**WORK REQUIRED**: Return the count of lines that hold the string "vloer", with no other words.
--- start of SOURCE MATERIAL ---
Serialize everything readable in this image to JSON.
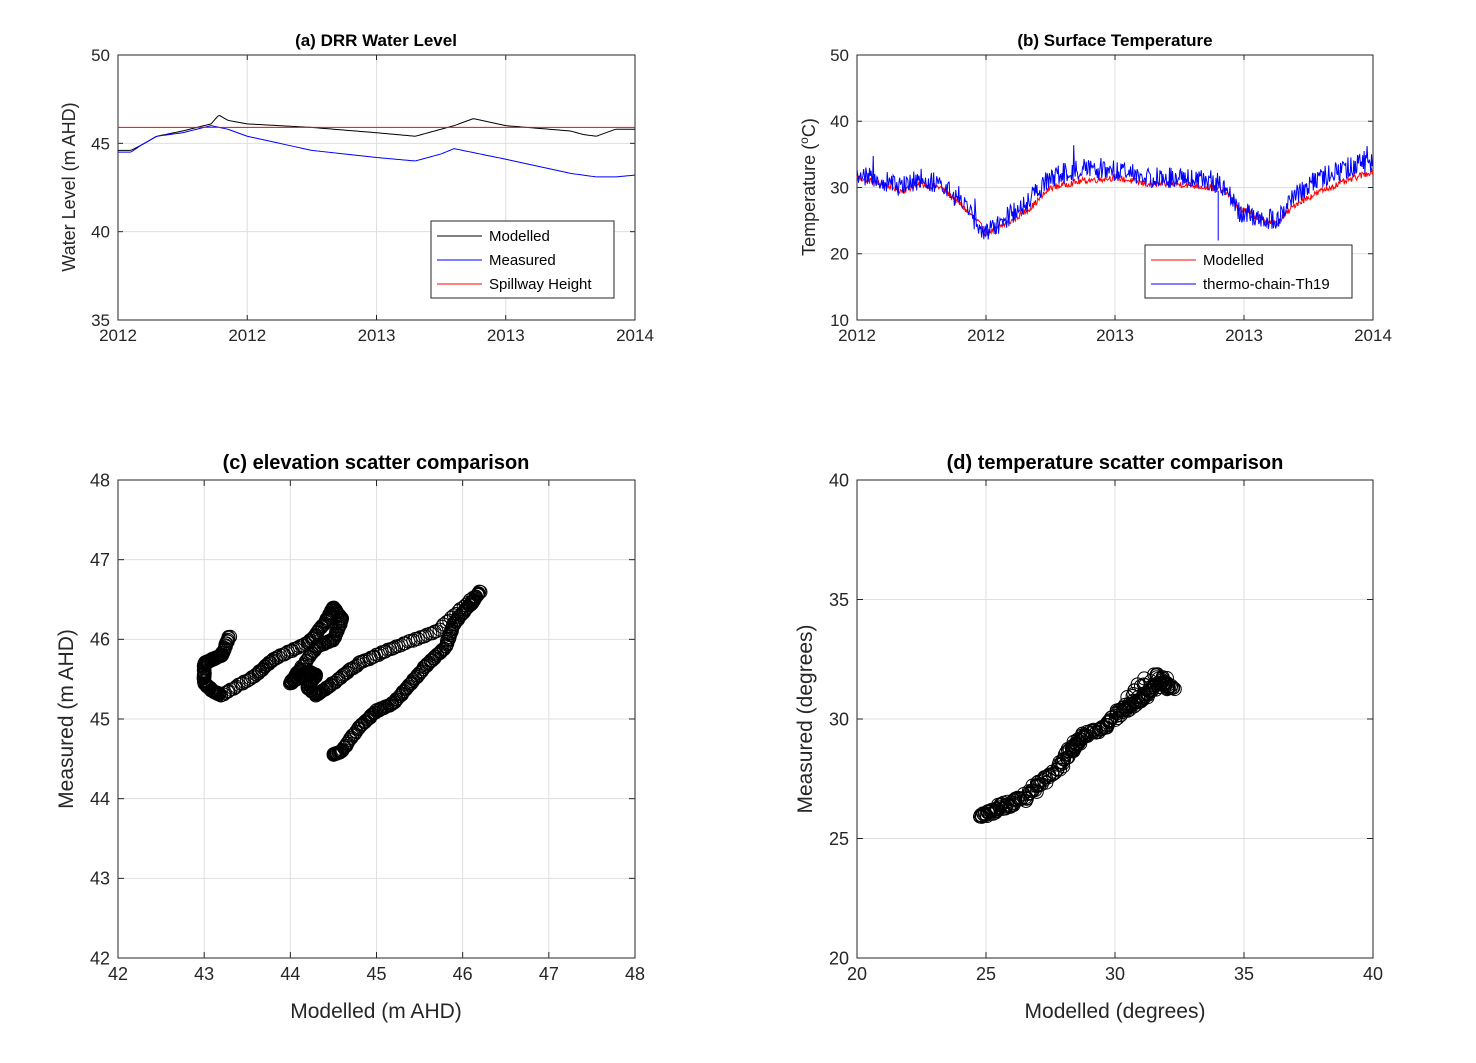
{
  "figure": {
    "panels": [
      "a",
      "b",
      "c",
      "d"
    ]
  },
  "chart_data": [
    {
      "id": "a",
      "type": "line",
      "title": "(a) DRR Water Level",
      "xlabel": "",
      "ylabel": "Water Level (m AHD)",
      "x_tick_labels": [
        "2012",
        "2012",
        "2013",
        "2013",
        "2014"
      ],
      "y_ticks": [
        35,
        40,
        45,
        50
      ],
      "ylim": [
        35,
        50
      ],
      "xlim": [
        0,
        4
      ],
      "grid": true,
      "legend_position": "bottom-right",
      "series": [
        {
          "name": "Modelled",
          "color": "#000000",
          "x": [
            0,
            0.1,
            0.18,
            0.3,
            0.5,
            0.72,
            0.78,
            0.85,
            1.0,
            1.5,
            2.0,
            2.3,
            2.45,
            2.6,
            2.75,
            3.0,
            3.5,
            3.6,
            3.7,
            3.85,
            4.0
          ],
          "values": [
            44.6,
            44.6,
            44.9,
            45.4,
            45.7,
            46.1,
            46.6,
            46.3,
            46.1,
            45.9,
            45.6,
            45.4,
            45.7,
            46.0,
            46.4,
            46.0,
            45.7,
            45.5,
            45.4,
            45.8,
            45.8
          ]
        },
        {
          "name": "Measured",
          "color": "#0000ff",
          "x": [
            0,
            0.1,
            0.18,
            0.3,
            0.5,
            0.72,
            0.85,
            1.0,
            1.5,
            2.0,
            2.3,
            2.5,
            2.6,
            3.0,
            3.5,
            3.7,
            3.85,
            4.0
          ],
          "values": [
            44.5,
            44.5,
            44.9,
            45.4,
            45.6,
            46.0,
            45.8,
            45.4,
            44.6,
            44.2,
            44.0,
            44.4,
            44.7,
            44.1,
            43.3,
            43.1,
            43.1,
            43.2
          ]
        },
        {
          "name": "Spillway Height",
          "color": "#ff0000",
          "x": [
            0,
            4
          ],
          "values": [
            45.9,
            45.9
          ]
        }
      ]
    },
    {
      "id": "b",
      "type": "line",
      "title": "(b) Surface Temperature",
      "xlabel": "",
      "ylabel_prefix": "Temperature (",
      "ylabel_sup": "o",
      "ylabel_suffix": "C)",
      "x_tick_labels": [
        "2012",
        "2012",
        "2013",
        "2013",
        "2014"
      ],
      "y_ticks": [
        10,
        20,
        30,
        40,
        50
      ],
      "ylim": [
        10,
        50
      ],
      "xlim": [
        0,
        4
      ],
      "grid": true,
      "legend_position": "bottom-right",
      "series": [
        {
          "name": "Modelled",
          "color": "#ff0000",
          "x": [
            0,
            0.2,
            0.35,
            0.5,
            0.65,
            0.8,
            0.95,
            1.0,
            1.1,
            1.2,
            1.35,
            1.5,
            1.75,
            2.0,
            2.25,
            2.5,
            2.75,
            2.85,
            2.95,
            3.1,
            3.25,
            3.4,
            3.6,
            3.8,
            4.0
          ],
          "values": [
            31.5,
            30.5,
            29.5,
            30.5,
            30.0,
            27.5,
            24.5,
            23.0,
            24.0,
            25.0,
            27.0,
            30.0,
            31.0,
            31.5,
            30.5,
            30.5,
            30.0,
            29.5,
            27.0,
            25.5,
            24.5,
            27.5,
            29.5,
            31.0,
            32.5
          ]
        },
        {
          "name": "thermo-chain-Th19",
          "color": "#0000ff",
          "x": [
            0,
            0.2,
            0.35,
            0.5,
            0.65,
            0.8,
            0.95,
            1.0,
            1.1,
            1.2,
            1.35,
            1.5,
            1.75,
            2.0,
            2.25,
            2.5,
            2.75,
            2.85,
            2.95,
            3.1,
            3.25,
            3.4,
            3.6,
            3.8,
            4.0
          ],
          "values": [
            32.0,
            31.0,
            30.0,
            31.5,
            30.5,
            28.0,
            24.0,
            23.0,
            24.5,
            26.0,
            28.5,
            31.5,
            33.0,
            32.5,
            31.5,
            31.5,
            31.0,
            30.0,
            26.5,
            25.5,
            25.0,
            29.0,
            31.5,
            33.0,
            34.0
          ]
        }
      ]
    },
    {
      "id": "c",
      "type": "scatter",
      "title": "(c) elevation scatter comparison",
      "xlabel": "Modelled (m AHD)",
      "ylabel": "Measured (m AHD)",
      "x_ticks": [
        42,
        43,
        44,
        45,
        46,
        47,
        48
      ],
      "y_ticks": [
        42,
        43,
        44,
        45,
        46,
        47,
        48
      ],
      "xlim": [
        42,
        48
      ],
      "ylim": [
        42,
        48
      ],
      "grid": true,
      "marker": "open-circle",
      "path": [
        [
          44.5,
          44.55
        ],
        [
          44.6,
          44.6
        ],
        [
          44.8,
          44.9
        ],
        [
          45.0,
          45.1
        ],
        [
          45.2,
          45.2
        ],
        [
          45.4,
          45.45
        ],
        [
          45.6,
          45.7
        ],
        [
          45.8,
          45.9
        ],
        [
          45.9,
          46.2
        ],
        [
          46.1,
          46.45
        ],
        [
          46.2,
          46.6
        ],
        [
          45.7,
          46.1
        ],
        [
          45.2,
          45.9
        ],
        [
          44.8,
          45.7
        ],
        [
          44.5,
          45.45
        ],
        [
          44.3,
          45.3
        ],
        [
          44.2,
          45.4
        ],
        [
          44.3,
          45.55
        ],
        [
          44.2,
          45.6
        ],
        [
          44.0,
          45.45
        ],
        [
          44.1,
          45.6
        ],
        [
          44.3,
          45.9
        ],
        [
          44.5,
          46.0
        ],
        [
          44.6,
          46.25
        ],
        [
          44.5,
          46.4
        ],
        [
          44.4,
          46.2
        ],
        [
          44.2,
          45.95
        ],
        [
          43.8,
          45.75
        ],
        [
          43.6,
          45.55
        ],
        [
          43.2,
          45.3
        ],
        [
          43.1,
          45.35
        ],
        [
          43.0,
          45.45
        ],
        [
          43.0,
          45.7
        ],
        [
          43.1,
          45.75
        ],
        [
          43.2,
          45.8
        ],
        [
          43.3,
          46.05
        ]
      ]
    },
    {
      "id": "d",
      "type": "scatter",
      "title": "(d) temperature scatter comparison",
      "xlabel": "Modelled (degrees)",
      "ylabel": "Measured (degrees)",
      "x_ticks": [
        20,
        25,
        30,
        35,
        40
      ],
      "y_ticks": [
        20,
        25,
        30,
        35,
        40
      ],
      "xlim": [
        20,
        40
      ],
      "ylim": [
        20,
        40
      ],
      "grid": true,
      "marker": "open-circle",
      "path": [
        [
          24.8,
          26.0
        ],
        [
          25.2,
          26.1
        ],
        [
          25.5,
          26.3
        ],
        [
          26.0,
          26.5
        ],
        [
          26.5,
          26.7
        ],
        [
          27.0,
          27.2
        ],
        [
          27.4,
          27.6
        ],
        [
          28.0,
          28.2
        ],
        [
          28.3,
          28.7
        ],
        [
          28.5,
          29.0
        ],
        [
          28.8,
          29.3
        ],
        [
          29.3,
          29.5
        ],
        [
          29.8,
          29.8
        ],
        [
          30.2,
          30.3
        ],
        [
          30.6,
          30.6
        ],
        [
          31.0,
          30.8
        ],
        [
          31.4,
          31.2
        ],
        [
          31.8,
          31.5
        ],
        [
          32.2,
          31.3
        ],
        [
          31.6,
          31.9
        ],
        [
          30.4,
          30.9
        ]
      ]
    }
  ]
}
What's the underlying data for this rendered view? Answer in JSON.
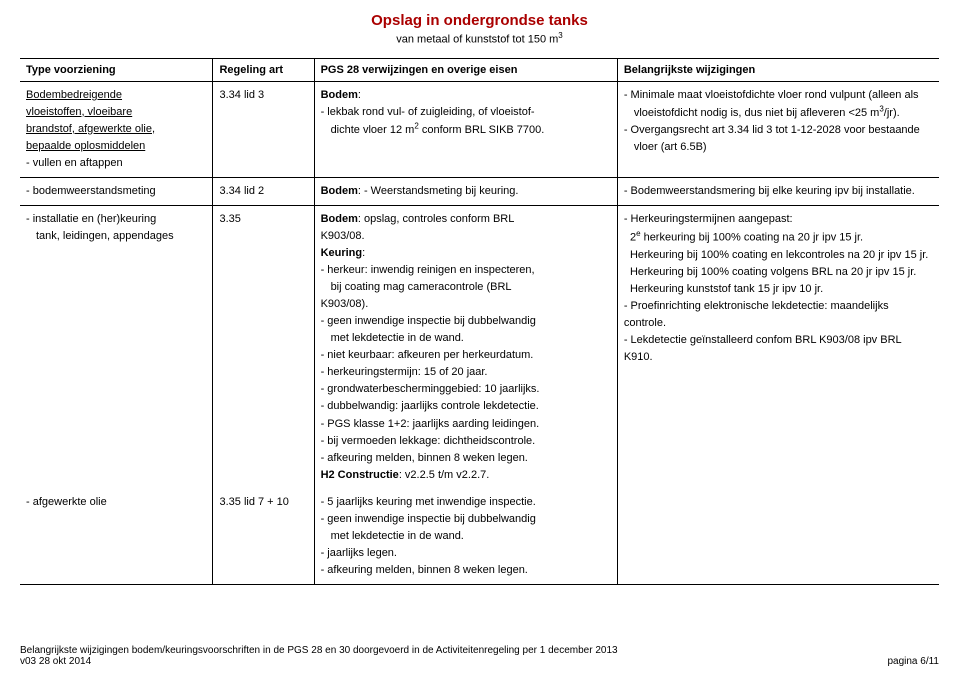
{
  "header": {
    "title": "Opslag in ondergrondse tanks",
    "subtitle_html": "van metaal of kunststof tot 150 m<sup>3</sup>"
  },
  "columns": {
    "c1": "Type voorziening",
    "c2": "Regeling art",
    "c3": "PGS 28 verwijzingen en overige eisen",
    "c4": "Belangrijkste wijzigingen"
  },
  "rows": [
    {
      "c1_html": "<span class='u'>Bodembedreigende</span><br><span class='u'>vloeistoffen, vloeibare</span><br><span class='u'>brandstof, afgewerkte olie,</span><br><span class='u'>bepaalde oplosmiddelen</span><br>- vullen en aftappen",
      "c2": "3.34 lid 3",
      "c3_html": "<span class='b'>Bodem</span>:<br>- lekbak rond vul- of zuigleiding, of vloeistof-<br><span class='indent'>dichte vloer 12 m<sup>2</sup> conform BRL SIKB 7700.</span>",
      "c4_html": "- Minimale maat vloeistofdichte vloer rond vulpunt (alleen als<br><span class='indent'>vloeistofdicht nodig is, dus niet bij afleveren &lt;25 m<sup>3</sup>/jr).</span><br>- Overgangsrecht art 3.34 lid 3 tot 1-12-2028 voor bestaande<br><span class='indent'>vloer (art 6.5B)</span>"
    },
    {
      "c1_html": "- bodemweerstandsmeting",
      "c2": "3.34 lid 2",
      "c3_html": "<span class='b'>Bodem</span>: - Weerstandsmeting bij keuring.",
      "c4_html": "- Bodemweerstandsmering bij elke keuring ipv bij installatie."
    },
    {
      "no_bottom": true,
      "c1_html": "- installatie en (her)keuring<br><span class='indent'>tank, leidingen, appendages</span>",
      "c2": "3.35",
      "c3_html": "<span class='b'>Bodem</span>: opslag, controles conform BRL<br>K903/08.<br><span class='b'>Keuring</span>:<br>- herkeur: inwendig reinigen en inspecteren,<br><span class='indent'>bij coating mag cameracontrole (BRL</span><br>K903/08).<br>- geen inwendige inspectie bij dubbelwandig<br><span class='indent'>met lekdetectie in de wand.</span><br>- niet keurbaar: afkeuren per herkeurdatum.<br>- herkeuringstermijn: 15 of 20 jaar.<br>- grondwaterbescherminggebied: 10 jaarlijks.<br>- dubbelwandig: jaarlijks controle lekdetectie.<br>- PGS klasse 1+2: jaarlijks aarding leidingen.<br>- bij vermoeden lekkage: dichtheidscontrole.<br>- afkeuring melden, binnen 8 weken legen.<br><span class='b'>H2 Constructie</span>: v2.2.5 t/m v2.2.7.",
      "c4_html": "- Herkeuringstermijnen aangepast:<br>&nbsp;&nbsp;2<sup>e</sup> herkeuring bij 100% coating na 20 jr ipv 15 jr.<br>&nbsp;&nbsp;Herkeuring bij 100% coating en lekcontroles na 20 jr ipv 15 jr.<br>&nbsp;&nbsp;Herkeuring bij 100% coating volgens BRL na 20 jr ipv 15 jr.<br>&nbsp;&nbsp;Herkeuring kunststof tank 15 jr ipv 10 jr.<br>- Proefinrichting elektronische lekdetectie: maandelijks controle.<br>- Lekdetectie geïnstalleerd confom BRL K903/08 ipv BRL K910."
    },
    {
      "c1_html": "- afgewerkte olie",
      "c2": "3.35 lid 7 + 10",
      "c3_html": "- 5 jaarlijks keuring met inwendige inspectie.<br>- geen inwendige inspectie bij dubbelwandig<br><span class='indent'>met lekdetectie in de wand.</span><br>- jaarlijks legen.<br>- afkeuring melden, binnen 8 weken legen.",
      "c4_html": ""
    }
  ],
  "footer": {
    "line1": "Belangrijkste wijzigingen bodem/keuringsvoorschriften in de PGS 28 en 30 doorgevoerd in de Activiteitenregeling per 1 december 2013",
    "line2": "v03 28 okt 2014",
    "page": "pagina 6/11"
  }
}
--- end of SOURCE MATERIAL ---
**EXERCISE RESULT**: 2